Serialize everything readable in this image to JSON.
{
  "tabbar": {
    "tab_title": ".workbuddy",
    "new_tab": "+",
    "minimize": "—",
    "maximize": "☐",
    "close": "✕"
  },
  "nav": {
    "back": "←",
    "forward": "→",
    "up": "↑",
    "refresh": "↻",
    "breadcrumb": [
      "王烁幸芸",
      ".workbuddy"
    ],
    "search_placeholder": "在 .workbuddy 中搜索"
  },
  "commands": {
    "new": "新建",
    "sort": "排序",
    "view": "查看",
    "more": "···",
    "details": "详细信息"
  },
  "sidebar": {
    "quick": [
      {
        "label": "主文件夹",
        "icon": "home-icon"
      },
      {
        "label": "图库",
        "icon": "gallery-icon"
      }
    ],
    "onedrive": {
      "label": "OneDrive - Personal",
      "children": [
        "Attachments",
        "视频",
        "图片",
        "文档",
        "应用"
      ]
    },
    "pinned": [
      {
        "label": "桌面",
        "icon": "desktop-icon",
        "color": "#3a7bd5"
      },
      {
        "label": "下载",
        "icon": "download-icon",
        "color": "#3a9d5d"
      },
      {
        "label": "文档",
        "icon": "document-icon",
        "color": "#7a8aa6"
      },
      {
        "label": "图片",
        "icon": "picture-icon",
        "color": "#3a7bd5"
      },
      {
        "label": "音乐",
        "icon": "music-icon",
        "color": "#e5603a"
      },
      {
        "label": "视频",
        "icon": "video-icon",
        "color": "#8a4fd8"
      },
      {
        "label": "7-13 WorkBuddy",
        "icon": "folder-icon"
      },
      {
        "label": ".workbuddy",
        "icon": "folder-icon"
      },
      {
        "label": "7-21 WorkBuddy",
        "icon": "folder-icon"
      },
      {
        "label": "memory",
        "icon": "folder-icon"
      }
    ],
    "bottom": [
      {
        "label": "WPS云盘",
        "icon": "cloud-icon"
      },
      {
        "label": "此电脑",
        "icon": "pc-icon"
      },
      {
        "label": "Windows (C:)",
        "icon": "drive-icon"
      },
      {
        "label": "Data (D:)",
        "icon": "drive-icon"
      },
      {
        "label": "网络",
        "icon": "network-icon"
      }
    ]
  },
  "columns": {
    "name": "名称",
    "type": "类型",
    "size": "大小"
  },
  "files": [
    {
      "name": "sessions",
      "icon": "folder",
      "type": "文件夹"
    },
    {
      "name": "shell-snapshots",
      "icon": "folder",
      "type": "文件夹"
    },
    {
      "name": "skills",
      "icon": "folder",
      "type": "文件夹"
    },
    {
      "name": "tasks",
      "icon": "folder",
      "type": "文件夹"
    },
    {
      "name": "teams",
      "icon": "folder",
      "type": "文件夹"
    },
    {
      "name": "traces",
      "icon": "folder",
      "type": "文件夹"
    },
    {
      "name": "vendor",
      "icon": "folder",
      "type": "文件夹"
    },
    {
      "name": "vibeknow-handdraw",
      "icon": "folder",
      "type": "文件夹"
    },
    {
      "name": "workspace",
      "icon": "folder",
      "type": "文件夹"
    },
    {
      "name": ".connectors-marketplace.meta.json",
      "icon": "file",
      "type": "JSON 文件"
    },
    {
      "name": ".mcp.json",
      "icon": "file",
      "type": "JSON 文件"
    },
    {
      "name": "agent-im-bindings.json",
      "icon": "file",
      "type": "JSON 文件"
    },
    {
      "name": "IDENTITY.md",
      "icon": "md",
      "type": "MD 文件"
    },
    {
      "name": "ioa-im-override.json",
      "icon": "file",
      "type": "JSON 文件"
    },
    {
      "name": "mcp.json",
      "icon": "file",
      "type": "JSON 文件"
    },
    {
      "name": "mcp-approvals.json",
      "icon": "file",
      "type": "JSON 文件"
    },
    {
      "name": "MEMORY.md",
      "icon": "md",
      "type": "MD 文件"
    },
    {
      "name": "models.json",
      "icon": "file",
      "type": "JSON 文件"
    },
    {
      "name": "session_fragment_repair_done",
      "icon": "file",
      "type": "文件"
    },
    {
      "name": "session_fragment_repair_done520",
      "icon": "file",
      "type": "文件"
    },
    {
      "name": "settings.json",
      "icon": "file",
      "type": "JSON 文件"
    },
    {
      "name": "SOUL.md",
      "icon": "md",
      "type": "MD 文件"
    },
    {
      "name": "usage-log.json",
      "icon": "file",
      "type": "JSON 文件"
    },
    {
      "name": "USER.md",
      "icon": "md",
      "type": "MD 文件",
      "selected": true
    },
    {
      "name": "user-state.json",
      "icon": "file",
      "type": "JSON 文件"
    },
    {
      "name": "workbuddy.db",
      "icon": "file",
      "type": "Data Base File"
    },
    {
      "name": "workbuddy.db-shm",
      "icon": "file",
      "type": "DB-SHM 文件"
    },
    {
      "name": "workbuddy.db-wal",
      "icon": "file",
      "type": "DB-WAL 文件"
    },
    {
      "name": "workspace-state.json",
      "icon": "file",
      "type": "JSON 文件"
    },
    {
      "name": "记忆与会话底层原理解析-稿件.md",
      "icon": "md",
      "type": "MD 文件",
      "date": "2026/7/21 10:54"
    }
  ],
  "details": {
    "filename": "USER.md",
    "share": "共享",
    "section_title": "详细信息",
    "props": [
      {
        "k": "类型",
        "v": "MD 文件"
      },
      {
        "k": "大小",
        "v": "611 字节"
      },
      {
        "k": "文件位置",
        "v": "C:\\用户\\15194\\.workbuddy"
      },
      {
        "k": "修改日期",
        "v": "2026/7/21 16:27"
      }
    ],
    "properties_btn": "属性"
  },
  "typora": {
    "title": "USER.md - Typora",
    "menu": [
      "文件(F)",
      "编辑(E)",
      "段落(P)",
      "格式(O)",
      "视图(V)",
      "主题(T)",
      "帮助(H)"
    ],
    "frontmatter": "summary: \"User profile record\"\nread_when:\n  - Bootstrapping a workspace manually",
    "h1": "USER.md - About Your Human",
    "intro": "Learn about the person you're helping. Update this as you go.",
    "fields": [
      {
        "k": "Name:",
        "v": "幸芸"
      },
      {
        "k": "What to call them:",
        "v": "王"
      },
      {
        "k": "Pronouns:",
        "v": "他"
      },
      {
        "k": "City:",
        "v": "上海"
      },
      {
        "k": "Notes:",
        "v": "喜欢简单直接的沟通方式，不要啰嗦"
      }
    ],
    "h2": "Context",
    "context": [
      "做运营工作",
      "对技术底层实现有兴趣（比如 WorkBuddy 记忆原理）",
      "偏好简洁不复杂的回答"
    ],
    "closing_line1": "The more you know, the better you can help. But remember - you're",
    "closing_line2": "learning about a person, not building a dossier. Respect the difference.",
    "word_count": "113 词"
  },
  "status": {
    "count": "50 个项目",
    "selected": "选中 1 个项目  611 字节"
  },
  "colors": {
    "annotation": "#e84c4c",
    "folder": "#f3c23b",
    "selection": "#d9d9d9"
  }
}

▸ EXERCISE DETAILS: Copy out the full set of records precisely, leaving nothing out.

▸ SOLUTION TO THE EXERCISE:
Serialize everything readable in this image to JSON.
{
  "tabbar": {
    "tab_title": ".workbuddy",
    "new_tab": "+",
    "minimize": "—",
    "maximize": "☐",
    "close": "✕"
  },
  "nav": {
    "back": "←",
    "forward": "→",
    "up": "↑",
    "refresh": "↻",
    "breadcrumb": [
      "王烁幸芸",
      ".workbuddy"
    ],
    "search_placeholder": "在 .workbuddy 中搜索"
  },
  "commands": {
    "new": "新建",
    "sort": "排序",
    "view": "查看",
    "more": "···",
    "details": "详细信息"
  },
  "sidebar": {
    "quick": [
      {
        "label": "主文件夹",
        "icon": "home-icon"
      },
      {
        "label": "图库",
        "icon": "gallery-icon"
      }
    ],
    "onedrive": {
      "label": "OneDrive - Personal",
      "children": [
        "Attachments",
        "视频",
        "图片",
        "文档",
        "应用"
      ]
    },
    "pinned": [
      {
        "label": "桌面",
        "icon": "desktop-icon",
        "color": "#3a7bd5"
      },
      {
        "label": "下载",
        "icon": "download-icon",
        "color": "#3a9d5d"
      },
      {
        "label": "文档",
        "icon": "document-icon",
        "color": "#7a8aa6"
      },
      {
        "label": "图片",
        "icon": "picture-icon",
        "color": "#3a7bd5"
      },
      {
        "label": "音乐",
        "icon": "music-icon",
        "color": "#e5603a"
      },
      {
        "label": "视频",
        "icon": "video-icon",
        "color": "#8a4fd8"
      },
      {
        "label": "7-13 WorkBuddy",
        "icon": "folder-icon"
      },
      {
        "label": ".workbuddy",
        "icon": "folder-icon"
      },
      {
        "label": "7-21 WorkBuddy",
        "icon": "folder-icon"
      },
      {
        "label": "memory",
        "icon": "folder-icon"
      }
    ],
    "bottom": [
      {
        "label": "WPS云盘",
        "icon": "cloud-icon"
      },
      {
        "label": "此电脑",
        "icon": "pc-icon"
      },
      {
        "label": "Windows (C:)",
        "icon": "drive-icon"
      },
      {
        "label": "Data (D:)",
        "icon": "drive-icon"
      },
      {
        "label": "网络",
        "icon": "network-icon"
      }
    ]
  },
  "columns": {
    "name": "名称",
    "type": "类型",
    "size": "大小"
  },
  "files": [
    {
      "name": "sessions",
      "icon": "folder",
      "type": "文件夹"
    },
    {
      "name": "shell-snapshots",
      "icon": "folder",
      "type": "文件夹"
    },
    {
      "name": "skills",
      "icon": "folder",
      "type": "文件夹"
    },
    {
      "name": "tasks",
      "icon": "folder",
      "type": "文件夹"
    },
    {
      "name": "teams",
      "icon": "folder",
      "type": "文件夹"
    },
    {
      "name": "traces",
      "icon": "folder",
      "type": "文件夹"
    },
    {
      "name": "vendor",
      "icon": "folder",
      "type": "文件夹"
    },
    {
      "name": "vibeknow-handdraw",
      "icon": "folder",
      "type": "文件夹"
    },
    {
      "name": "workspace",
      "icon": "folder",
      "type": "文件夹"
    },
    {
      "name": ".connectors-marketplace.meta.json",
      "icon": "file",
      "type": "JSON 文件"
    },
    {
      "name": ".mcp.json",
      "icon": "file",
      "type": "JSON 文件"
    },
    {
      "name": "agent-im-bindings.json",
      "icon": "file",
      "type": "JSON 文件"
    },
    {
      "name": "IDENTITY.md",
      "icon": "md",
      "type": "MD 文件"
    },
    {
      "name": "ioa-im-override.json",
      "icon": "file",
      "type": "JSON 文件"
    },
    {
      "name": "mcp.json",
      "icon": "file",
      "type": "JSON 文件"
    },
    {
      "name": "mcp-approvals.json",
      "icon": "file",
      "type": "JSON 文件"
    },
    {
      "name": "MEMORY.md",
      "icon": "md",
      "type": "MD 文件"
    },
    {
      "name": "models.json",
      "icon": "file",
      "type": "JSON 文件"
    },
    {
      "name": "session_fragment_repair_done",
      "icon": "file",
      "type": "文件"
    },
    {
      "name": "session_fragment_repair_done520",
      "icon": "file",
      "type": "文件"
    },
    {
      "name": "settings.json",
      "icon": "file",
      "type": "JSON 文件"
    },
    {
      "name": "SOUL.md",
      "icon": "md",
      "type": "MD 文件"
    },
    {
      "name": "usage-log.json",
      "icon": "file",
      "type": "JSON 文件"
    },
    {
      "name": "USER.md",
      "icon": "md",
      "type": "MD 文件",
      "selected": true
    },
    {
      "name": "user-state.json",
      "icon": "file",
      "type": "JSON 文件"
    },
    {
      "name": "workbuddy.db",
      "icon": "file",
      "type": "Data Base File"
    },
    {
      "name": "workbuddy.db-shm",
      "icon": "file",
      "type": "DB-SHM 文件"
    },
    {
      "name": "workbuddy.db-wal",
      "icon": "file",
      "type": "DB-WAL 文件"
    },
    {
      "name": "workspace-state.json",
      "icon": "file",
      "type": "JSON 文件"
    },
    {
      "name": "记忆与会话底层原理解析-稿件.md",
      "icon": "md",
      "type": "MD 文件",
      "date": "2026/7/21 10:54"
    }
  ],
  "details": {
    "filename": "USER.md",
    "share": "共享",
    "section_title": "详细信息",
    "props": [
      {
        "k": "类型",
        "v": "MD 文件"
      },
      {
        "k": "大小",
        "v": "611 字节"
      },
      {
        "k": "文件位置",
        "v": "C:\\用户\\15194\\.workbuddy"
      },
      {
        "k": "修改日期",
        "v": "2026/7/21 16:27"
      }
    ],
    "properties_btn": "属性"
  },
  "typora": {
    "title": "USER.md - Typora",
    "menu": [
      "文件(F)",
      "编辑(E)",
      "段落(P)",
      "格式(O)",
      "视图(V)",
      "主题(T)",
      "帮助(H)"
    ],
    "frontmatter": "summary: \"User profile record\"\nread_when:\n  - Bootstrapping a workspace manually",
    "h1": "USER.md - About Your Human",
    "intro": "Learn about the person you're helping. Update this as you go.",
    "fields": [
      {
        "k": "Name:",
        "v": "幸芸"
      },
      {
        "k": "What to call them:",
        "v": "王"
      },
      {
        "k": "Pronouns:",
        "v": "他"
      },
      {
        "k": "City:",
        "v": "上海"
      },
      {
        "k": "Notes:",
        "v": "喜欢简单直接的沟通方式，不要啰嗦"
      }
    ],
    "h2": "Context",
    "context": [
      "做运营工作",
      "对技术底层实现有兴趣（比如 WorkBuddy 记忆原理）",
      "偏好简洁不复杂的回答"
    ],
    "closing_line1": "The more you know, the better you can help. But remember - you're",
    "closing_line2": "learning about a person, not building a dossier. Respect the difference.",
    "word_count": "113 词"
  },
  "status": {
    "count": "50 个项目",
    "selected": "选中 1 个项目  611 字节"
  },
  "colors": {
    "annotation": "#e84c4c",
    "folder": "#f3c23b",
    "selection": "#d9d9d9"
  }
}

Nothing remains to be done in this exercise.